WHAT THE EXERCISE ASKS
From the listing below, pick out each line with the word "meter".
------ DATA SHOWN
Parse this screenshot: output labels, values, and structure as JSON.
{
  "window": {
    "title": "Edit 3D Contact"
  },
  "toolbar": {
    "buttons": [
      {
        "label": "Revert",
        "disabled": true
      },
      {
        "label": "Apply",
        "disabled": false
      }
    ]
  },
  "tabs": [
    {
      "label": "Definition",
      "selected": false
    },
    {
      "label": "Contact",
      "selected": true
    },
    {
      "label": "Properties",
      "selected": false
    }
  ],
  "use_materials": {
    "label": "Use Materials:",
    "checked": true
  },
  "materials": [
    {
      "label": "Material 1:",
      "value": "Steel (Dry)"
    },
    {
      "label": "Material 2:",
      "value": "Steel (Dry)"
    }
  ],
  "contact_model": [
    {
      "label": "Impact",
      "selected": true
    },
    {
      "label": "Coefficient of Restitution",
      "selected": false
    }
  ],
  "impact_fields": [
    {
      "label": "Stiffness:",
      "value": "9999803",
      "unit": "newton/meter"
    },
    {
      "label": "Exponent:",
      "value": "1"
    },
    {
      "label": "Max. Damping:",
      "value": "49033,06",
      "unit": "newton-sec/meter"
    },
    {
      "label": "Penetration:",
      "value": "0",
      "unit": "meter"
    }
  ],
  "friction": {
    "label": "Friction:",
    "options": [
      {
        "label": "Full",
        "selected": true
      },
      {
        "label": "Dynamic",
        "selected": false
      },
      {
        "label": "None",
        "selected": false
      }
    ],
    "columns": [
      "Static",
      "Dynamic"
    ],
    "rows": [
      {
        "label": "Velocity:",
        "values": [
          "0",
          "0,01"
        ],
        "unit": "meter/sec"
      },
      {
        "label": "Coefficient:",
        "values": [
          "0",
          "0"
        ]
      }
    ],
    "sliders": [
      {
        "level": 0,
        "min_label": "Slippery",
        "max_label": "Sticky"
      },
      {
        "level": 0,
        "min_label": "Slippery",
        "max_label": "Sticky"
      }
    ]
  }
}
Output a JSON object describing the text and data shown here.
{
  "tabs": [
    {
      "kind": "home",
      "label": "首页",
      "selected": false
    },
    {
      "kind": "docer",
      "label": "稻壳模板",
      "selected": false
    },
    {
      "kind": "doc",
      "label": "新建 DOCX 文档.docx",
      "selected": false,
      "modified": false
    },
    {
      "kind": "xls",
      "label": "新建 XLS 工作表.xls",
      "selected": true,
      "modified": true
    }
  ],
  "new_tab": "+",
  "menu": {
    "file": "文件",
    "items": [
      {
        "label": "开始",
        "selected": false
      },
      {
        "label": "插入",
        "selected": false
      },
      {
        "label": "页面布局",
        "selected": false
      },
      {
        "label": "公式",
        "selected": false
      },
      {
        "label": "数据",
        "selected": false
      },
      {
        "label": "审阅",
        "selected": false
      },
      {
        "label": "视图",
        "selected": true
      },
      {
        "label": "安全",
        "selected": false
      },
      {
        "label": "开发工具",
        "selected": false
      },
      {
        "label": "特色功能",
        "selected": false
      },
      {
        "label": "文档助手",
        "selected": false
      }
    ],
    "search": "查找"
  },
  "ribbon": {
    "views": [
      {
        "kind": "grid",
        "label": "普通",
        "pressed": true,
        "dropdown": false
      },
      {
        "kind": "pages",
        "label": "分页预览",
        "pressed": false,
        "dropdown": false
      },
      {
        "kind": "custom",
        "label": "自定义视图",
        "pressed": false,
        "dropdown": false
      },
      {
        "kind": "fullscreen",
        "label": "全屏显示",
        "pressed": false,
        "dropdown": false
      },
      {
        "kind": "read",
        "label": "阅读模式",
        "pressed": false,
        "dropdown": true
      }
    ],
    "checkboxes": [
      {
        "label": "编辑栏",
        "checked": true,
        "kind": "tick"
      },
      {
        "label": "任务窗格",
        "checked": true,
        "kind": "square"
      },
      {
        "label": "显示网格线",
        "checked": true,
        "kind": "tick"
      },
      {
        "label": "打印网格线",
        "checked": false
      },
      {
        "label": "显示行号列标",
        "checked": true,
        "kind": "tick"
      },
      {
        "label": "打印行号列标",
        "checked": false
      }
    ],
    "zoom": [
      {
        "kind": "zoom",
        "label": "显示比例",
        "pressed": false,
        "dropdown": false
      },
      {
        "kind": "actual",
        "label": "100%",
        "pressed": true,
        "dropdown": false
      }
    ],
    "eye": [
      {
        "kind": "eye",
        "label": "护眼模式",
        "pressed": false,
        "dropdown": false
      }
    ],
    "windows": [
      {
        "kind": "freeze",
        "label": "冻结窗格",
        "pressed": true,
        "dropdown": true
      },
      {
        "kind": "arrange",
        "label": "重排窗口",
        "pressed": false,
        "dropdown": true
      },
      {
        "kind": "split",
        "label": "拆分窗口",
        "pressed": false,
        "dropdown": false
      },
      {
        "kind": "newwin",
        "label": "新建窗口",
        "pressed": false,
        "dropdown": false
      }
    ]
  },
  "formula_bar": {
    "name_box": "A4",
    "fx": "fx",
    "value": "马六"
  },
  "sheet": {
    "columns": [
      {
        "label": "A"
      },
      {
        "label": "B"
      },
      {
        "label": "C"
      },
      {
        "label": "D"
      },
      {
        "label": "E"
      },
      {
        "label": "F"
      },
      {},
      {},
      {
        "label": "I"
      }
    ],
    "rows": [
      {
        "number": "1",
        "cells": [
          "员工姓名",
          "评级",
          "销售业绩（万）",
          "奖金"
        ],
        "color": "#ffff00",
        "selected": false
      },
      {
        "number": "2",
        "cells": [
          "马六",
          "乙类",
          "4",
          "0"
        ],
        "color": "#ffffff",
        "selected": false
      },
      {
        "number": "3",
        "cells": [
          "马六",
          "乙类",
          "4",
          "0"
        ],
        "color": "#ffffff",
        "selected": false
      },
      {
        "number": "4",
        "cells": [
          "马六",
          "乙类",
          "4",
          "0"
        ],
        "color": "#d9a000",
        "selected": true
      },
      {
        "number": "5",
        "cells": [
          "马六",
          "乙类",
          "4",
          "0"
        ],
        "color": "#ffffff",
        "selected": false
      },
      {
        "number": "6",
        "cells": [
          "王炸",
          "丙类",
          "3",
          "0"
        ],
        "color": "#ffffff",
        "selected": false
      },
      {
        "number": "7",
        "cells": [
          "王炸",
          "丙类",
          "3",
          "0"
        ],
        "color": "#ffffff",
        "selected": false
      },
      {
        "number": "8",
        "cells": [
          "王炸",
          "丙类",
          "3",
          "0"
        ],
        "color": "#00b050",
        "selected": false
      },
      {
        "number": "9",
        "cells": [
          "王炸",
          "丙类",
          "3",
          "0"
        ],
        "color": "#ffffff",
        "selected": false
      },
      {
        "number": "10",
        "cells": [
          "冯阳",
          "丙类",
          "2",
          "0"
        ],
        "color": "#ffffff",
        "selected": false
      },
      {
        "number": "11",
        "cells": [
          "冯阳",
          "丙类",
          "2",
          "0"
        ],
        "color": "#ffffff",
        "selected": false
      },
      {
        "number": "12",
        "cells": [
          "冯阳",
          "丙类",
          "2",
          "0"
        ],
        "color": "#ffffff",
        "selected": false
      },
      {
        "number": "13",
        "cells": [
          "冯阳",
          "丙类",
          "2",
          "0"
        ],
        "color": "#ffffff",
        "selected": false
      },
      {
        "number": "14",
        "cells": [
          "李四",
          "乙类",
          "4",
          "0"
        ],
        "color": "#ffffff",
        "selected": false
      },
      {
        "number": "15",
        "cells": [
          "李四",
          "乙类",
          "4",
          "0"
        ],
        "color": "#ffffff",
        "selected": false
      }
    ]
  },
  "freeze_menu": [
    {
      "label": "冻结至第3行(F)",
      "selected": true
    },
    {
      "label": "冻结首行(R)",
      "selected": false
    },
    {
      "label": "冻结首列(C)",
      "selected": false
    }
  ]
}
------------
SOLUTION TO THIS PROBLEM
      "unit": "newton/meter"
      "unit": "newton-sec/meter"
      "unit": "meter"
        "unit": "meter/sec"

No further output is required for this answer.